__JOB__: Set the listing down again in full, word for word, with the pictures left out.

----- TASK INPUTS -----

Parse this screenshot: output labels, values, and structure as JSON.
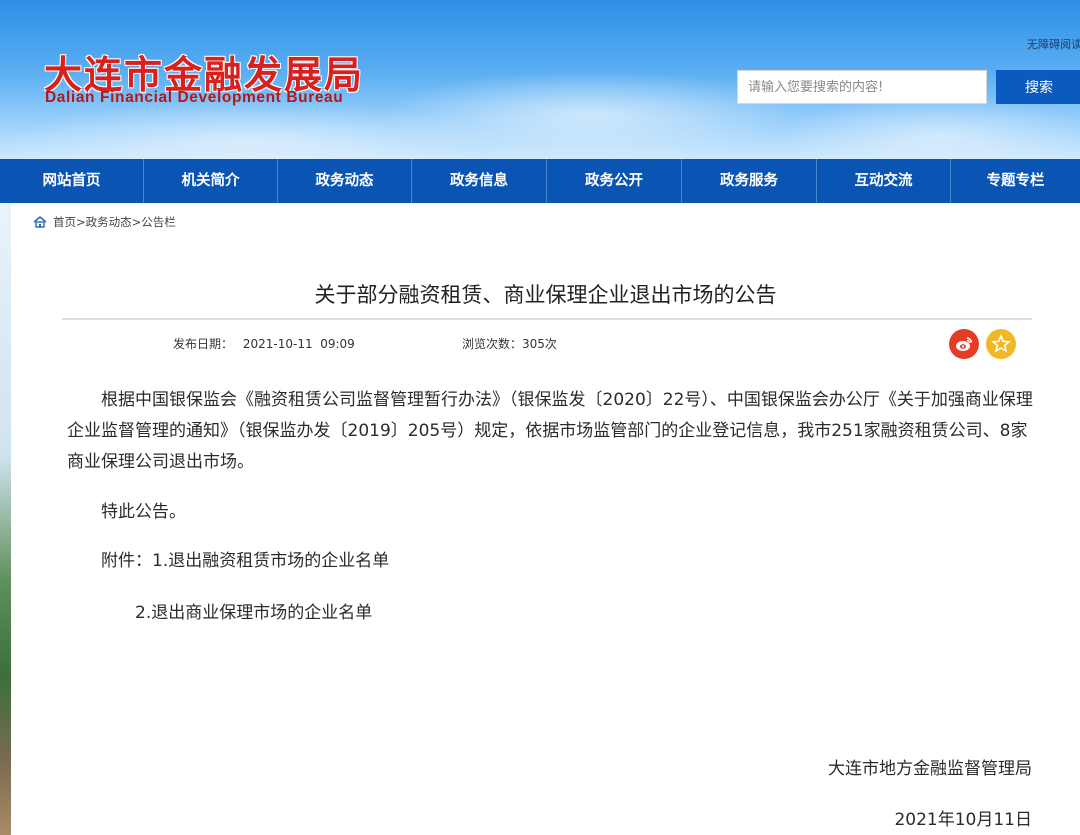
{
  "header": {
    "site_name_cn": "大连市金融发展局",
    "site_name_en": "Dalian Financial Development Bureau",
    "accessibility_link": "无障碍阅读",
    "search": {
      "placeholder": "请输入您要搜索的内容!",
      "button_label": "搜索"
    }
  },
  "nav": {
    "items": [
      {
        "label": "网站首页"
      },
      {
        "label": "机关简介"
      },
      {
        "label": "政务动态"
      },
      {
        "label": "政务信息"
      },
      {
        "label": "政务公开"
      },
      {
        "label": "政务服务"
      },
      {
        "label": "互动交流"
      },
      {
        "label": "专题专栏"
      }
    ]
  },
  "breadcrumb": {
    "icon": "home-icon",
    "text": "首页>政务动态>公告栏"
  },
  "article": {
    "title": "关于部分融资租赁、商业保理企业退出市场的公告",
    "publish_label": "发布日期：",
    "publish_date": "2021-10-11  09:09",
    "views_label": "浏览次数：",
    "views_count": "305次",
    "body": [
      "根据中国银保监会《融资租赁公司监督管理暂行办法》（银保监发〔2020〕22号）、中国银保监会办公厅《关于加强商业保理企业监督管理的通知》（银保监办发〔2019〕205号）规定，依据市场监管部门的企业登记信息，我市251家融资租赁公司、8家商业保理公司退出市场。",
      "特此公告。",
      "附件：1.退出融资租赁市场的企业名单",
      "2.退出商业保理市场的企业名单"
    ],
    "signature_org": "大连市地方金融监督管理局",
    "signature_date": "2021年10月11日"
  },
  "share": {
    "weibo_icon": "weibo-icon",
    "favorite_icon": "star-icon"
  },
  "colors": {
    "nav_bg": "#0a55b4",
    "logo_red": "#d9201c",
    "search_button": "#0a5bbd",
    "weibo": "#e63b25",
    "favorite": "#f2b824"
  }
}
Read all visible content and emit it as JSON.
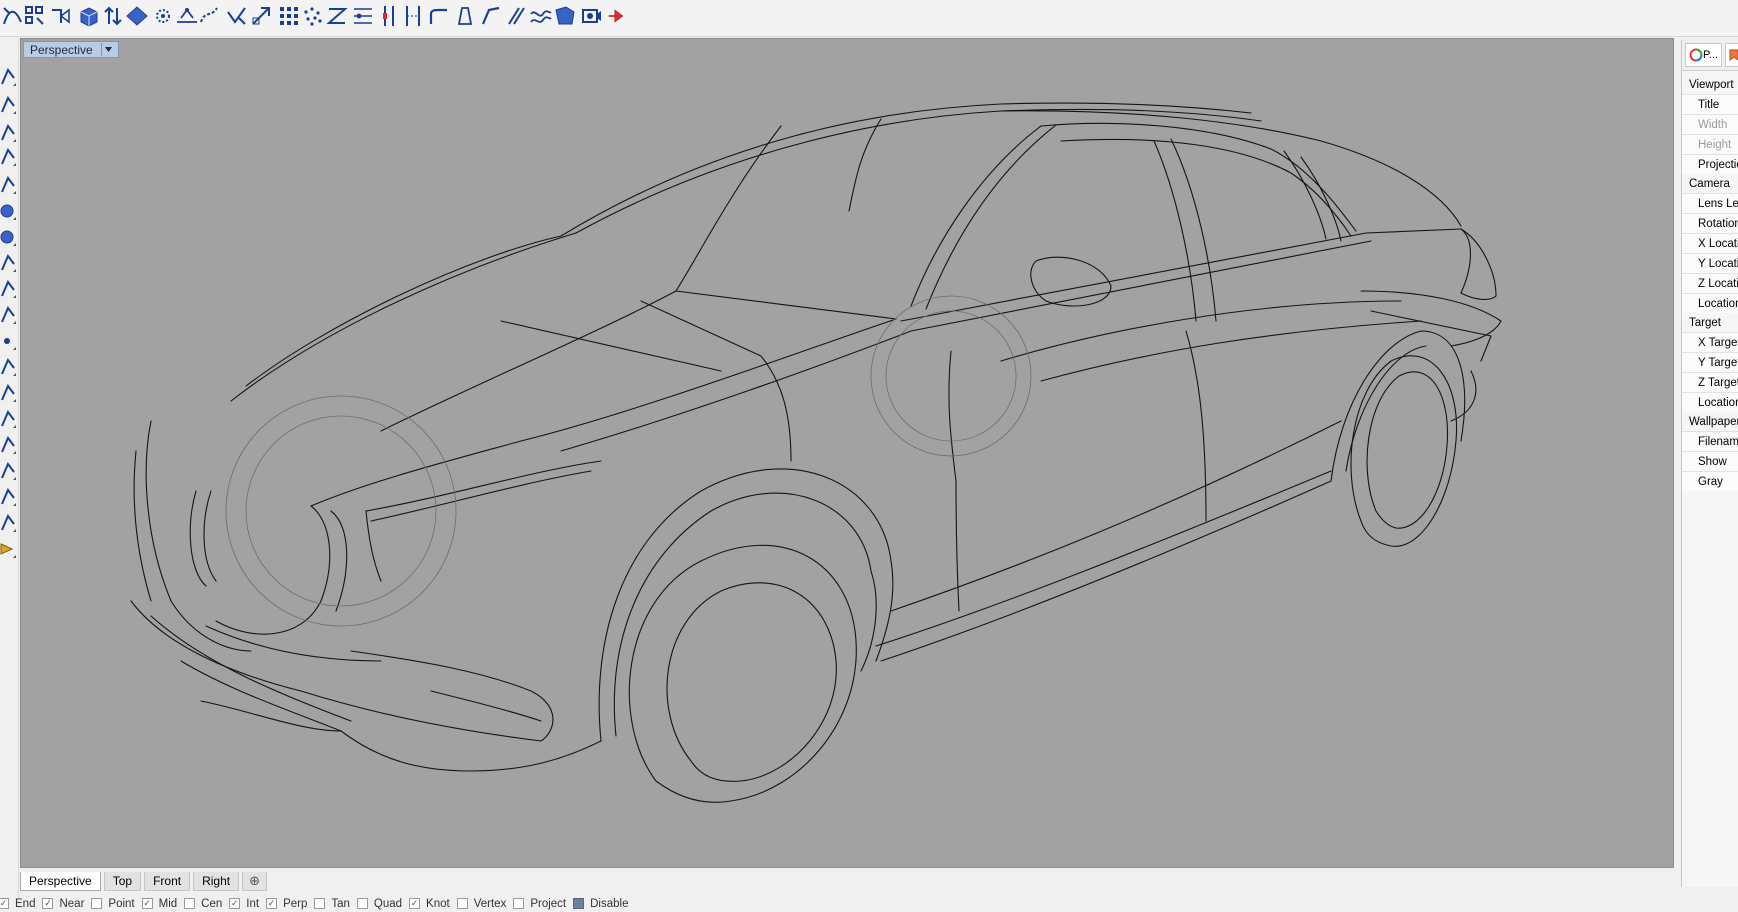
{
  "toolbar": {
    "icons": [
      "curve-tool-icon",
      "select-points-icon",
      "analyze-direction-icon",
      "box-solid-icon",
      "move-extrude-icon",
      "plane-surface-icon",
      "gumball-icon",
      "mesh-icon",
      "split-curve-icon",
      "trim-icon",
      "scale-icon",
      "array-icon",
      "point-cloud-icon",
      "arc-blend-icon",
      "align-icon",
      "extend-icon",
      "mirror-icon",
      "fillet-icon",
      "loft-icon",
      "sweep1-icon",
      "sweep2-icon",
      "network-surface-icon",
      "patch-icon",
      "camera-target-icon",
      "red-arrow-icon"
    ]
  },
  "viewport": {
    "title": "Perspective",
    "background_color": "#a2a2a2",
    "wire_color": "#141414"
  },
  "tabs": [
    {
      "label": "Perspective",
      "active": true
    },
    {
      "label": "Top",
      "active": false
    },
    {
      "label": "Front",
      "active": false
    },
    {
      "label": "Right",
      "active": false
    }
  ],
  "add_tab_symbol": "⊕",
  "osnaps": [
    {
      "label": "End",
      "checked": true
    },
    {
      "label": "Near",
      "checked": true
    },
    {
      "label": "Point",
      "checked": false
    },
    {
      "label": "Mid",
      "checked": true
    },
    {
      "label": "Cen",
      "checked": false
    },
    {
      "label": "Int",
      "checked": true
    },
    {
      "label": "Perp",
      "checked": true
    },
    {
      "label": "Tan",
      "checked": false
    },
    {
      "label": "Quad",
      "checked": false
    },
    {
      "label": "Knot",
      "checked": true
    },
    {
      "label": "Vertex",
      "checked": false
    },
    {
      "label": "Project",
      "checked": false
    },
    {
      "label": "Disable",
      "checked": false
    }
  ],
  "panel": {
    "tab_label": "P...",
    "sections": [
      {
        "title": "Viewport",
        "items": [
          {
            "label": "Title",
            "disabled": false
          },
          {
            "label": "Width",
            "disabled": true
          },
          {
            "label": "Height",
            "disabled": true
          },
          {
            "label": "Projection",
            "disabled": false
          }
        ]
      },
      {
        "title": "Camera",
        "items": [
          {
            "label": "Lens Length",
            "disabled": false
          },
          {
            "label": "Rotation",
            "disabled": false
          },
          {
            "label": "X Location",
            "disabled": false
          },
          {
            "label": "Y Location",
            "disabled": false
          },
          {
            "label": "Z Location",
            "disabled": false
          },
          {
            "label": "Location",
            "disabled": false
          }
        ]
      },
      {
        "title": "Target",
        "items": [
          {
            "label": "X Target",
            "disabled": false
          },
          {
            "label": "Y Target",
            "disabled": false
          },
          {
            "label": "Z Target",
            "disabled": false
          },
          {
            "label": "Location",
            "disabled": false
          }
        ]
      },
      {
        "title": "Wallpaper",
        "items": [
          {
            "label": "Filename",
            "disabled": false
          },
          {
            "label": "Show",
            "disabled": false
          },
          {
            "label": "Gray",
            "disabled": false
          }
        ]
      }
    ]
  }
}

-----

__RESPONSE FOR THIS EXERCISE__:
Parse this screenshot: output labels, values, and structure as JSON.
{
  "header": {
    "site_name_cn": "大连市金融发展局",
    "site_name_en": "Dalian Financial Development Bureau",
    "accessibility_link": "无障碍阅读",
    "search": {
      "placeholder": "请输入您要搜索的内容!",
      "button_label": "搜索"
    }
  },
  "nav": {
    "items": [
      {
        "label": "网站首页"
      },
      {
        "label": "机关简介"
      },
      {
        "label": "政务动态"
      },
      {
        "label": "政务信息"
      },
      {
        "label": "政务公开"
      },
      {
        "label": "政务服务"
      },
      {
        "label": "互动交流"
      },
      {
        "label": "专题专栏"
      }
    ]
  },
  "breadcrumb": {
    "icon": "home-icon",
    "text": "首页>政务动态>公告栏"
  },
  "article": {
    "title": "关于部分融资租赁、商业保理企业退出市场的公告",
    "publish_label": "发布日期：",
    "publish_date": "2021-10-11  09:09",
    "views_label": "浏览次数：",
    "views_count": "305次",
    "body": [
      "根据中国银保监会《融资租赁公司监督管理暂行办法》（银保监发〔2020〕22号）、中国银保监会办公厅《关于加强商业保理企业监督管理的通知》（银保监办发〔2019〕205号）规定，依据市场监管部门的企业登记信息，我市251家融资租赁公司、8家商业保理公司退出市场。",
      "特此公告。",
      "附件：1.退出融资租赁市场的企业名单",
      "2.退出商业保理市场的企业名单"
    ],
    "signature_org": "大连市地方金融监督管理局",
    "signature_date": "2021年10月11日"
  },
  "share": {
    "weibo_icon": "weibo-icon",
    "favorite_icon": "star-icon"
  },
  "colors": {
    "nav_bg": "#0a55b4",
    "logo_red": "#d9201c",
    "search_button": "#0a5bbd",
    "weibo": "#e63b25",
    "favorite": "#f2b824"
  }
}
Read all visible content and emit it as JSON.
{
  "toolbar": {
    "icons": [
      "curve-tool-icon",
      "select-points-icon",
      "analyze-direction-icon",
      "box-solid-icon",
      "move-extrude-icon",
      "plane-surface-icon",
      "gumball-icon",
      "mesh-icon",
      "split-curve-icon",
      "trim-icon",
      "scale-icon",
      "array-icon",
      "point-cloud-icon",
      "arc-blend-icon",
      "align-icon",
      "extend-icon",
      "mirror-icon",
      "fillet-icon",
      "loft-icon",
      "sweep1-icon",
      "sweep2-icon",
      "network-surface-icon",
      "patch-icon",
      "camera-target-icon",
      "red-arrow-icon"
    ]
  },
  "viewport": {
    "title": "Perspective",
    "background_color": "#a2a2a2",
    "wire_color": "#141414"
  },
  "tabs": [
    {
      "label": "Perspective",
      "active": true
    },
    {
      "label": "Top",
      "active": false
    },
    {
      "label": "Front",
      "active": false
    },
    {
      "label": "Right",
      "active": false
    }
  ],
  "add_tab_symbol": "⊕",
  "osnaps": [
    {
      "label": "End",
      "checked": true
    },
    {
      "label": "Near",
      "checked": true
    },
    {
      "label": "Point",
      "checked": false
    },
    {
      "label": "Mid",
      "checked": true
    },
    {
      "label": "Cen",
      "checked": false
    },
    {
      "label": "Int",
      "checked": true
    },
    {
      "label": "Perp",
      "checked": true
    },
    {
      "label": "Tan",
      "checked": false
    },
    {
      "label": "Quad",
      "checked": false
    },
    {
      "label": "Knot",
      "checked": true
    },
    {
      "label": "Vertex",
      "checked": false
    },
    {
      "label": "Project",
      "checked": false
    },
    {
      "label": "Disable",
      "checked": false
    }
  ],
  "panel": {
    "tab_label": "P...",
    "sections": [
      {
        "title": "Viewport",
        "items": [
          {
            "label": "Title",
            "disabled": false
          },
          {
            "label": "Width",
            "disabled": true
          },
          {
            "label": "Height",
            "disabled": true
          },
          {
            "label": "Projection",
            "disabled": false
          }
        ]
      },
      {
        "title": "Camera",
        "items": [
          {
            "label": "Lens Length",
            "disabled": false
          },
          {
            "label": "Rotation",
            "disabled": false
          },
          {
            "label": "X Location",
            "disabled": false
          },
          {
            "label": "Y Location",
            "disabled": false
          },
          {
            "label": "Z Location",
            "disabled": false
          },
          {
            "label": "Location",
            "disabled": false
          }
        ]
      },
      {
        "title": "Target",
        "items": [
          {
            "label": "X Target",
            "disabled": false
          },
          {
            "label": "Y Target",
            "disabled": false
          },
          {
            "label": "Z Target",
            "disabled": false
          },
          {
            "label": "Location",
            "disabled": false
          }
        ]
      },
      {
        "title": "Wallpaper",
        "items": [
          {
            "label": "Filename",
            "disabled": false
          },
          {
            "label": "Show",
            "disabled": false
          },
          {
            "label": "Gray",
            "disabled": false
          }
        ]
      }
    ]
  }
}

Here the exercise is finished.